▶ **REQUEST**: Print all the data, keeping every line exactly as it is.
____________________
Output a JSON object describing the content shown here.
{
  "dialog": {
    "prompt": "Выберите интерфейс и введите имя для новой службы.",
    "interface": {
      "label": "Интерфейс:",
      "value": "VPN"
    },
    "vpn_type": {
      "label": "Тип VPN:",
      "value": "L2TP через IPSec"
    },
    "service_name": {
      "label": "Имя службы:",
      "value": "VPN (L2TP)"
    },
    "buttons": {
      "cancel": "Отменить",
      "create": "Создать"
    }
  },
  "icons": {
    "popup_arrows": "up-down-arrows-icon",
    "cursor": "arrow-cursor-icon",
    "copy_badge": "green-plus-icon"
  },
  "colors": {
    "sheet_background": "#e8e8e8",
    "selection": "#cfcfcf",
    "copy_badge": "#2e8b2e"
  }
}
____________________
▶ **FULL OUTPUT**:
Output a JSON object describing the content shown here.
{
  "dialog": {
    "prompt": "Выберите интерфейс и введите имя для новой службы.",
    "interface": {
      "label": "Интерфейс:",
      "value": "VPN"
    },
    "vpn_type": {
      "label": "Тип VPN:",
      "value": "L2TP через IPSec"
    },
    "service_name": {
      "label": "Имя службы:",
      "value": "VPN (L2TP)"
    },
    "buttons": {
      "cancel": "Отменить",
      "create": "Создать"
    }
  },
  "icons": {
    "popup_arrows": "up-down-arrows-icon",
    "cursor": "arrow-cursor-icon",
    "copy_badge": "green-plus-icon"
  },
  "colors": {
    "sheet_background": "#e8e8e8",
    "selection": "#cfcfcf",
    "copy_badge": "#2e8b2e"
  }
}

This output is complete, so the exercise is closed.